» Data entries
####
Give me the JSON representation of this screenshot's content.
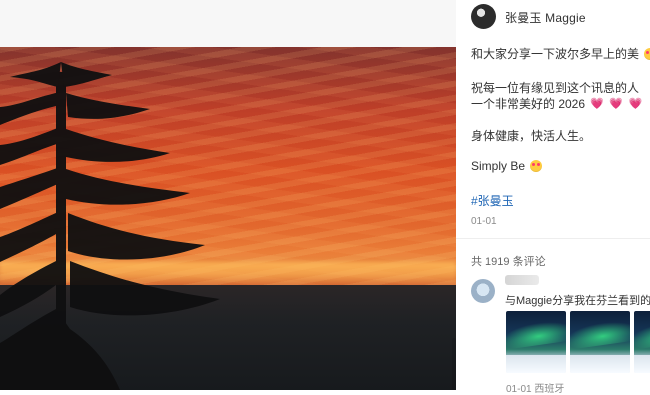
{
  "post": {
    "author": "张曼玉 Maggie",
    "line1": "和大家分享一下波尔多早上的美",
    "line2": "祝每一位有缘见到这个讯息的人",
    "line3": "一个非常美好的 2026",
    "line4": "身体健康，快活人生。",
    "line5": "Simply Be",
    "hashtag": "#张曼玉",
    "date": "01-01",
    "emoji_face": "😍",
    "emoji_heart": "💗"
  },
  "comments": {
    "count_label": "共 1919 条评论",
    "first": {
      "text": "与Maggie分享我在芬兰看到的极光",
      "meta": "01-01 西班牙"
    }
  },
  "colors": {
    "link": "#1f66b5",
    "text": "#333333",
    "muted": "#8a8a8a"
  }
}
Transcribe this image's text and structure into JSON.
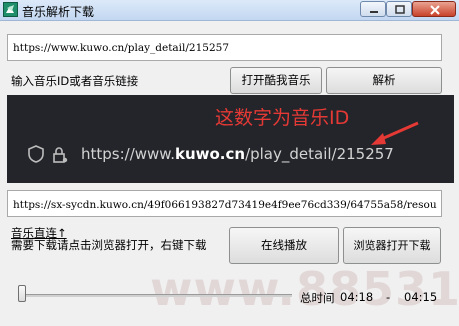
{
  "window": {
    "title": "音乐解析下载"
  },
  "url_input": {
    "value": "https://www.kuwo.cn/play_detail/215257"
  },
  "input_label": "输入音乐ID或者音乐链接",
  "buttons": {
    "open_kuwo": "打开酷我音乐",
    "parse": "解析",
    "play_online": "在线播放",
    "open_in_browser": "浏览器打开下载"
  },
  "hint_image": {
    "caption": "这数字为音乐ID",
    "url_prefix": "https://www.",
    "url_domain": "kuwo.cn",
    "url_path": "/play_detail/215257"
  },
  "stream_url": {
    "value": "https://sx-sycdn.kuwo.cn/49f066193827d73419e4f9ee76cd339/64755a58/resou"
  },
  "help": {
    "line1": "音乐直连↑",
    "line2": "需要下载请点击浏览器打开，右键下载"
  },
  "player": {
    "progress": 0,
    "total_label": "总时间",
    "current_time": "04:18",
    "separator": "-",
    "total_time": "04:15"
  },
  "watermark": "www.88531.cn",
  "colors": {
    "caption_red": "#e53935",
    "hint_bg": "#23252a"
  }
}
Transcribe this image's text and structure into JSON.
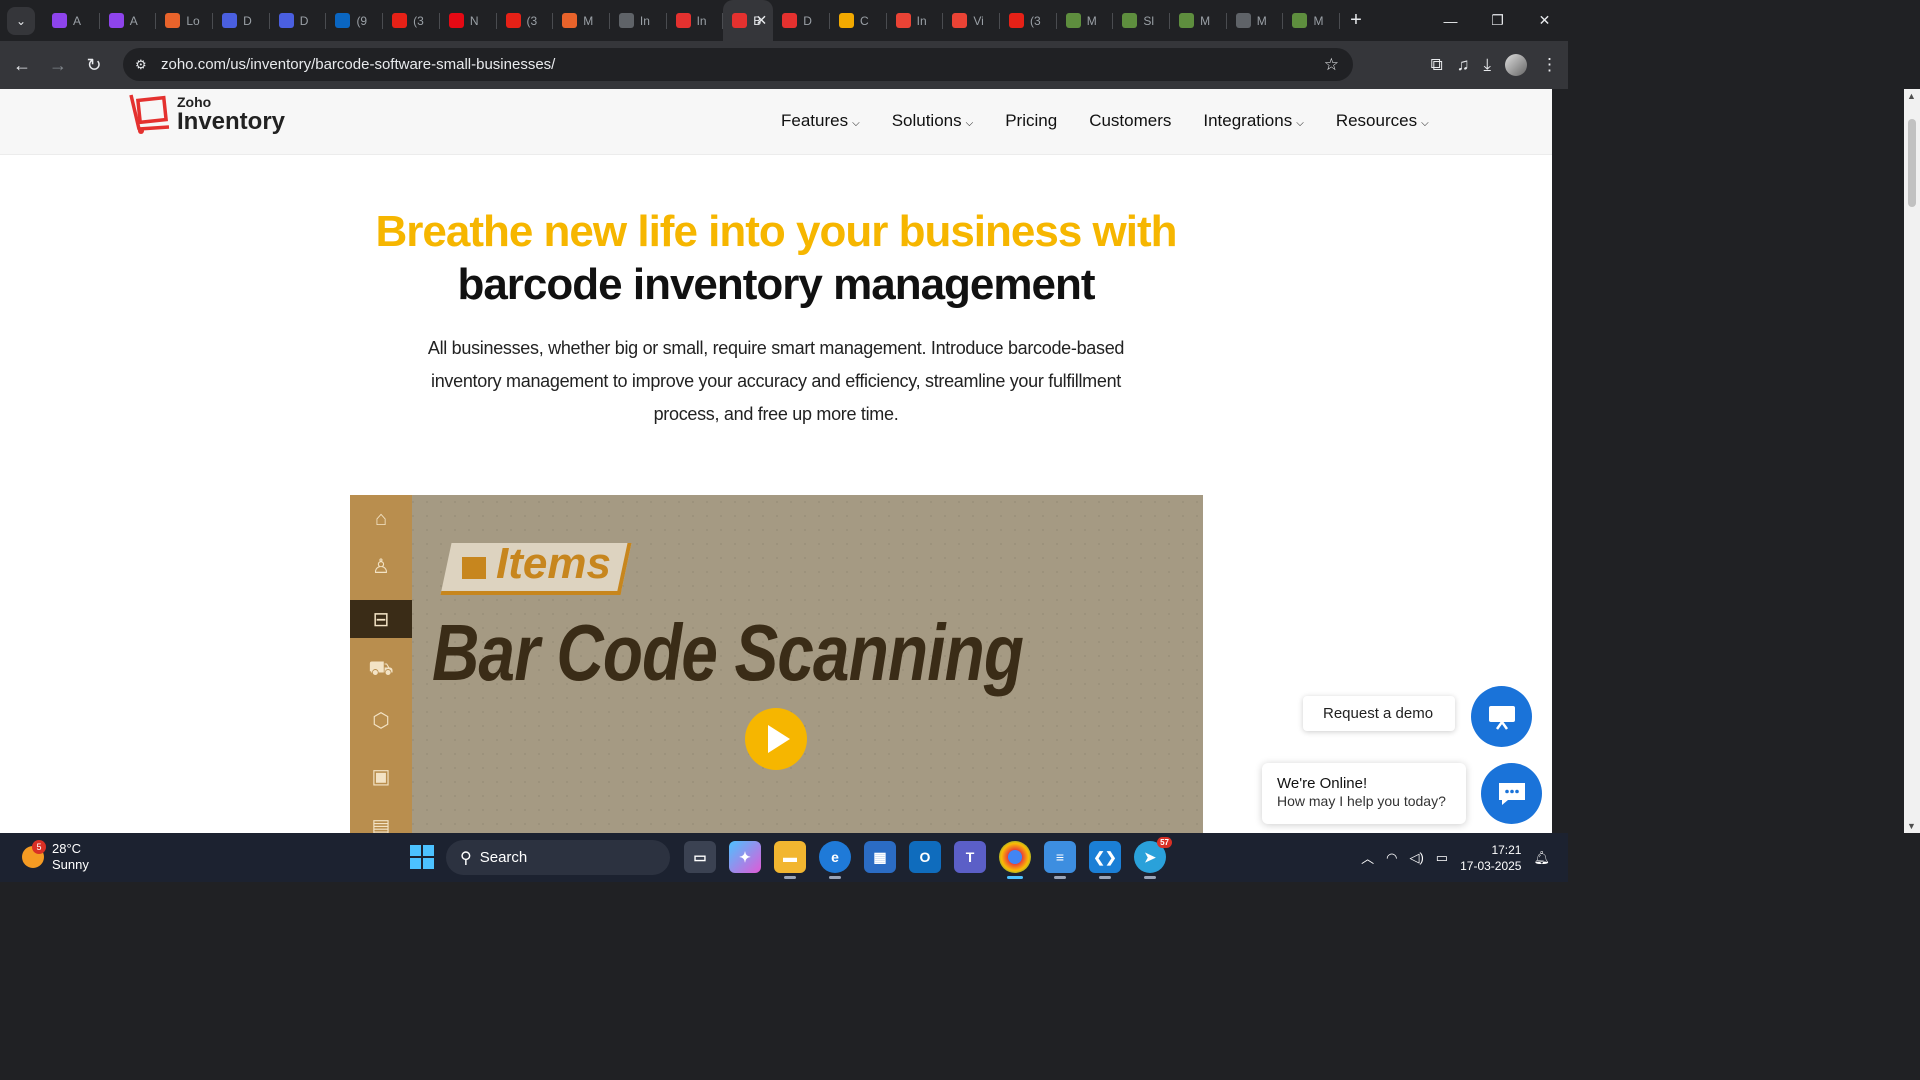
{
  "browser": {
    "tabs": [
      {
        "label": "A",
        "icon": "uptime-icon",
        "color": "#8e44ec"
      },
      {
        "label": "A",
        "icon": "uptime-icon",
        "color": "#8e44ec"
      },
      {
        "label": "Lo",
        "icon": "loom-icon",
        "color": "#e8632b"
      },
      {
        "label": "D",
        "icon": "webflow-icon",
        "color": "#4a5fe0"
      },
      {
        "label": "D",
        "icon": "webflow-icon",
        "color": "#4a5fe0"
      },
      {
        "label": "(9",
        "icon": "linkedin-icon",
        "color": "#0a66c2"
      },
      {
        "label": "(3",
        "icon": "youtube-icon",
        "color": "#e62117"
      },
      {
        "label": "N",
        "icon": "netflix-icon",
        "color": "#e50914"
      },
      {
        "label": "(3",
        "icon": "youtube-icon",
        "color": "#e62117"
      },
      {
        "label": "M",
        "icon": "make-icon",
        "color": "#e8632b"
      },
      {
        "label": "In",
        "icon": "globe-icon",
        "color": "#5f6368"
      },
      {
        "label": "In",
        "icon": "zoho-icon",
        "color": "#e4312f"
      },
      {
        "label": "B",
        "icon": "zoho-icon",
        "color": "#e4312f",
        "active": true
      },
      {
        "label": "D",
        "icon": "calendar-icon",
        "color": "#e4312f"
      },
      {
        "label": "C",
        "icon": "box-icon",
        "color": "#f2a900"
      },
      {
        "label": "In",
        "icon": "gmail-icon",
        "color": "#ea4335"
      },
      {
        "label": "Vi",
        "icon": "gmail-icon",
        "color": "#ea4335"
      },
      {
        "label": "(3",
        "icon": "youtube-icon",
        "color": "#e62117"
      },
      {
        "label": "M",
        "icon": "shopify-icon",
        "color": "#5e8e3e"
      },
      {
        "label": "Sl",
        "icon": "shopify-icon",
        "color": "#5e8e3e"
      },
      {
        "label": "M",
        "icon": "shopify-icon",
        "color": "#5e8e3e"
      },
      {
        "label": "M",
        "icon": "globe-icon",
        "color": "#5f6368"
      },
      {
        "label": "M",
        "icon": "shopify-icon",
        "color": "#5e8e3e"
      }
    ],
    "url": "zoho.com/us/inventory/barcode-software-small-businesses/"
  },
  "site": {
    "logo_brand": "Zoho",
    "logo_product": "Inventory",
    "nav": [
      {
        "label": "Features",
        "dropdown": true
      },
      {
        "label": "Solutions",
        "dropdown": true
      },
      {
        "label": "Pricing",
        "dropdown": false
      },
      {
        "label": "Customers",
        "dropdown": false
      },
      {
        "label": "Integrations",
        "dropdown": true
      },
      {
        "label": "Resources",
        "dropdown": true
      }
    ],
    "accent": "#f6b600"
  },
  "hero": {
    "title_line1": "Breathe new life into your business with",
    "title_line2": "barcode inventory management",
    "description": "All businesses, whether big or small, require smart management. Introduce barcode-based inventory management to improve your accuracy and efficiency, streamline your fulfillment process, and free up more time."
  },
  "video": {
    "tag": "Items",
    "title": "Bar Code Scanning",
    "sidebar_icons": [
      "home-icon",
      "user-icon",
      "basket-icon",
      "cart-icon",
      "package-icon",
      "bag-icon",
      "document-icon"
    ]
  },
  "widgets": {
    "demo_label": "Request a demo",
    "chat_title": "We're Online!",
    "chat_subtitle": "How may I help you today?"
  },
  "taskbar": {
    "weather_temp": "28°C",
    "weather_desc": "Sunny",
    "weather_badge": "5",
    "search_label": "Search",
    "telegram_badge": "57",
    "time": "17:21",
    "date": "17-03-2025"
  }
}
####
» Set problem
Find every line in the records above that contains the word "management", and copy each one.

» Problem solution
    "title_line2": "barcode inventory management",
    "description": "All businesses, whether big or small, require smart management. Introduce barcode-based inventory management to improve your accuracy and efficiency, streamline your fulfillment process, and free up more time."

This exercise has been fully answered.